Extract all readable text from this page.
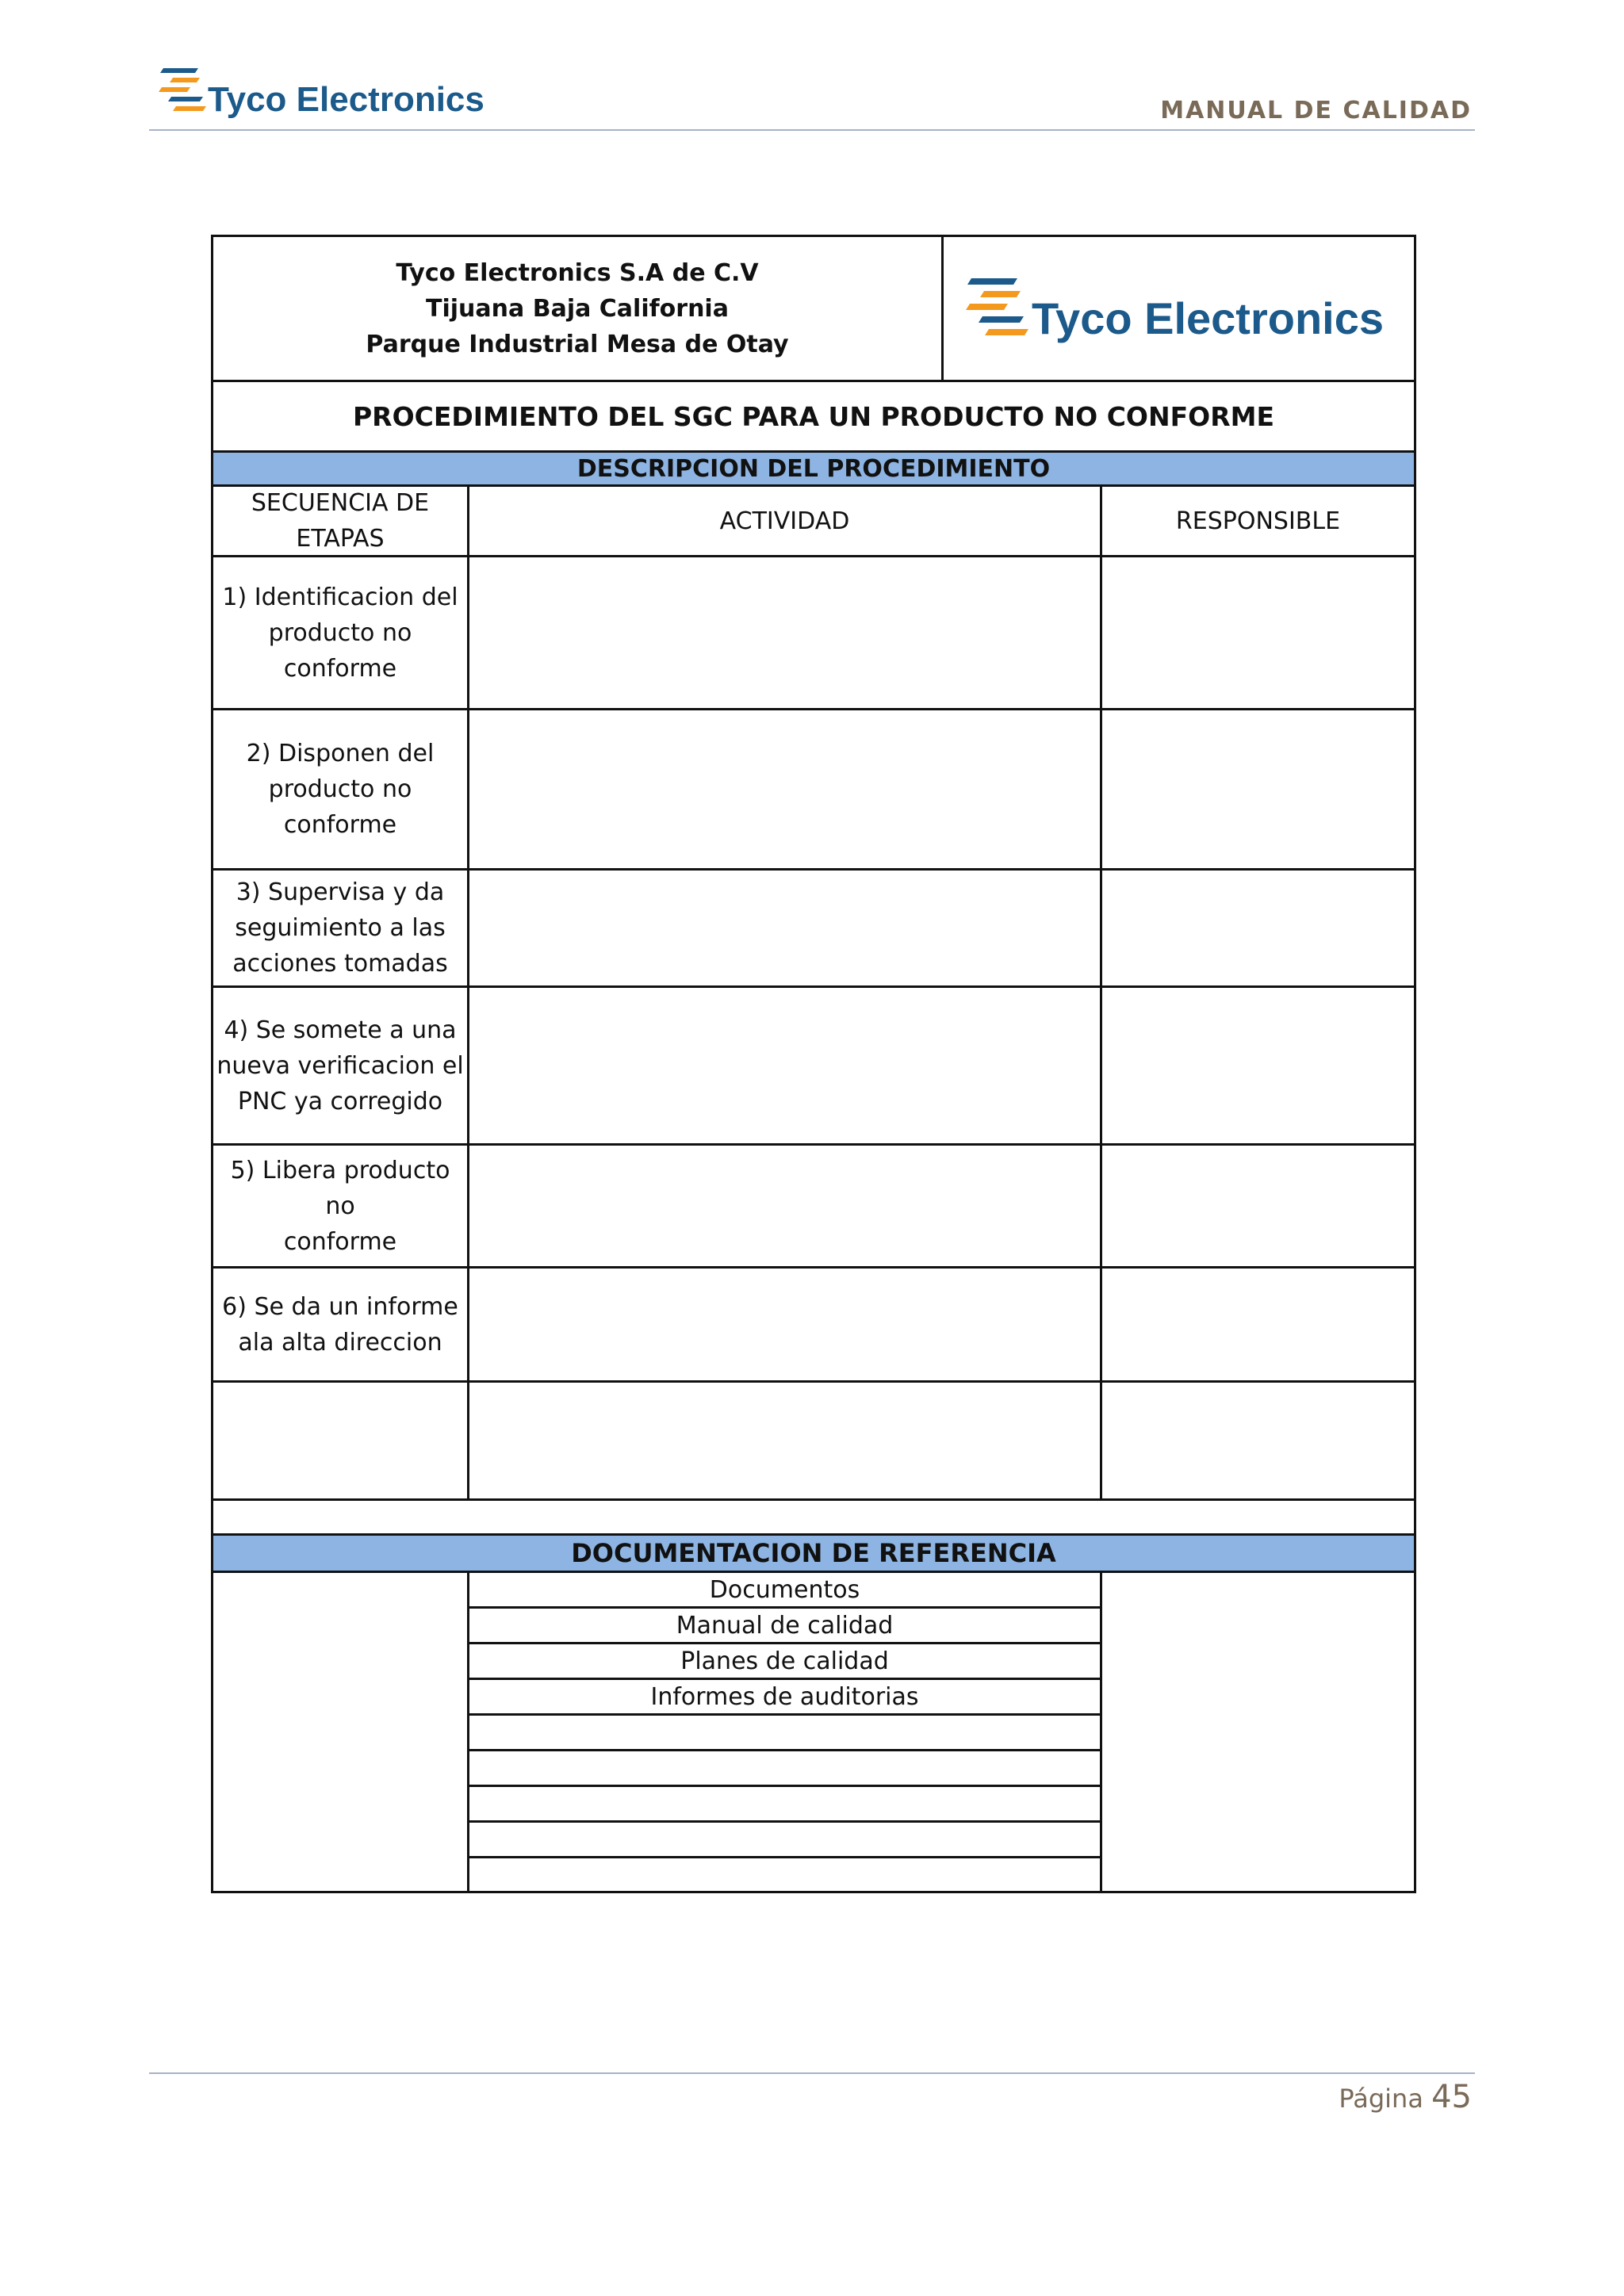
Tyco Electronics	MANUAL DE CALIDAD
Tyco Electronics S.A de C.V
Tijuana Baja California
Parque Industrial Mesa de Otay
Tyco Electronics
PROCEDIMIENTO DEL SGC PARA UN PRODUCTO NO CONFORME
DESCRIPCION DEL PROCEDIMIENTO
SECUENCIA DE
ETAPAS
ACTIVIDAD	RESPONSIBLE
1) Identificacion del
producto no
conforme
2) Disponen del
producto no
conforme
3) Supervisa y da
seguimiento a las
acciones tomadas
4) Se somete a una
nueva verificacion el
PNC ya corregido
5) Libera producto no
conforme
6) Se da un informe
ala alta direccion
DOCUMENTACION DE REFERENCIA
Documentos
Manual de calidad
Planes de calidad
Informes de auditorias
Página 45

------

# Aim of the task
Return all of the data exactly as written, and drop the pictures.

# Solution for this problem
Extract all readable text from this page.
Tyco Electronics	MANUAL DE CALIDAD
Tyco Electronics S.A de C.V
Tijuana Baja California
Parque Industrial Mesa de Otay
Tyco Electronics
PROCEDIMIENTO DEL SGC PARA UN PRODUCTO NO CONFORME
DESCRIPCION DEL PROCEDIMIENTO
SECUENCIA DE
ETAPAS
ACTIVIDAD	RESPONSIBLE
1) Identificacion del
producto no
conforme
2) Disponen del
producto no
conforme
3) Supervisa y da
seguimiento a las
acciones tomadas
4) Se somete a una
nueva verificacion el
PNC ya corregido
5) Libera producto no
conforme
6) Se da un informe
ala alta direccion
DOCUMENTACION DE REFERENCIA
Documentos
Manual de calidad
Planes de calidad
Informes de auditorias
Página 45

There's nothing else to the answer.